>> begin
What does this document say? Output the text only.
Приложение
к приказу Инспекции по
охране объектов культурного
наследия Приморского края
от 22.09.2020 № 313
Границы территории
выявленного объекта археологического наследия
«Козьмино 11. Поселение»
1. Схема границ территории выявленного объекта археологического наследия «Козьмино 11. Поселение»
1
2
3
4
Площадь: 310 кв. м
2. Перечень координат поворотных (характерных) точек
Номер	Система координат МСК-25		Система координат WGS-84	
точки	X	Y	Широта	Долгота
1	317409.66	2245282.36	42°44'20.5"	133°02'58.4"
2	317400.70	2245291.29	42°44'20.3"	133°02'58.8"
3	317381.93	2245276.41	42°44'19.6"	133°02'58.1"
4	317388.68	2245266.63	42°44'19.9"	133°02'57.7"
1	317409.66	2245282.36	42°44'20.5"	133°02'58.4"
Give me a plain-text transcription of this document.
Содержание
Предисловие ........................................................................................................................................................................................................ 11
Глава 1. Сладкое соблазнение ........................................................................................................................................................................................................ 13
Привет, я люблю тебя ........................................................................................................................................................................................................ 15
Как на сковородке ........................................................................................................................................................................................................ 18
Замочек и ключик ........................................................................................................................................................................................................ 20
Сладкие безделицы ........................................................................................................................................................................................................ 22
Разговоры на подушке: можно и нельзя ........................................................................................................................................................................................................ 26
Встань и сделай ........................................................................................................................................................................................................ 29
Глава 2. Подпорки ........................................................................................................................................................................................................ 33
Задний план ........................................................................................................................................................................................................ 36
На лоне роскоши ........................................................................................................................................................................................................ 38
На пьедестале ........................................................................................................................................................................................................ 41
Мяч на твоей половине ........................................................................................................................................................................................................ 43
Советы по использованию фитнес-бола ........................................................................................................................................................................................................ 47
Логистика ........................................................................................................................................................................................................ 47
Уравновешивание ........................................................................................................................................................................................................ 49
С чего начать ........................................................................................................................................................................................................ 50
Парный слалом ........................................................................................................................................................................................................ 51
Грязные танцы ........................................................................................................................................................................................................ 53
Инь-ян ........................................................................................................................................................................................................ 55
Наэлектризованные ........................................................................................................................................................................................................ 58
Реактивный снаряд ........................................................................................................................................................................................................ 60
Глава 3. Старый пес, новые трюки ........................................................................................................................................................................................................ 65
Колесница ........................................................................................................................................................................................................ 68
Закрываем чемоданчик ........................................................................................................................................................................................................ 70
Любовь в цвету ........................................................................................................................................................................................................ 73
>> end
• **AIM**
The records above should be repeated in full, exactly as given.

• **SOLUTION**
What does this document say? Output the text only.
Приложение
к приказу Инспекции по
охране объектов культурного
наследия Приморского края
от 22.09.2020 № 313
Границы территории
выявленного объекта археологического наследия
«Козьмино 11. Поселение»
1. Схема границ территории выявленного объекта археологического наследия «Козьмино 11. Поселение»
1
2
3
4
Площадь: 310 кв. м
2. Перечень координат поворотных (характерных) точек
Номер	Система координат МСК-25		Система координат WGS-84	
точки	X	Y	Широта	Долгота
1	317409.66	2245282.36	42°44'20.5"	133°02'58.4"
2	317400.70	2245291.29	42°44'20.3"	133°02'58.8"
3	317381.93	2245276.41	42°44'19.6"	133°02'58.1"
4	317388.68	2245266.63	42°44'19.9"	133°02'57.7"
1	317409.66	2245282.36	42°44'20.5"	133°02'58.4"
Give me a plain-text transcription of this document.
Содержание
Предисловие ........................................................................................................................................................................................................ 11
Глава 1. Сладкое соблазнение ........................................................................................................................................................................................................ 13
Привет, я люблю тебя ........................................................................................................................................................................................................ 15
Как на сковородке ........................................................................................................................................................................................................ 18
Замочек и ключик ........................................................................................................................................................................................................ 20
Сладкие безделицы ........................................................................................................................................................................................................ 22
Разговоры на подушке: можно и нельзя ........................................................................................................................................................................................................ 26
Встань и сделай ........................................................................................................................................................................................................ 29
Глава 2. Подпорки ........................................................................................................................................................................................................ 33
Задний план ........................................................................................................................................................................................................ 36
На лоне роскоши ........................................................................................................................................................................................................ 38
На пьедестале ........................................................................................................................................................................................................ 41
Мяч на твоей половине ........................................................................................................................................................................................................ 43
Советы по использованию фитнес-бола ........................................................................................................................................................................................................ 47
Логистика ........................................................................................................................................................................................................ 47
Уравновешивание ........................................................................................................................................................................................................ 49
С чего начать ........................................................................................................................................................................................................ 50
Парный слалом ........................................................................................................................................................................................................ 51
Грязные танцы ........................................................................................................................................................................................................ 53
Инь-ян ........................................................................................................................................................................................................ 55
Наэлектризованные ........................................................................................................................................................................................................ 58
Реактивный снаряд ........................................................................................................................................................................................................ 60
Глава 3. Старый пес, новые трюки ........................................................................................................................................................................................................ 65
Колесница ........................................................................................................................................................................................................ 68
Закрываем чемоданчик ........................................................................................................................................................................................................ 70
Любовь в цвету ........................................................................................................................................................................................................ 73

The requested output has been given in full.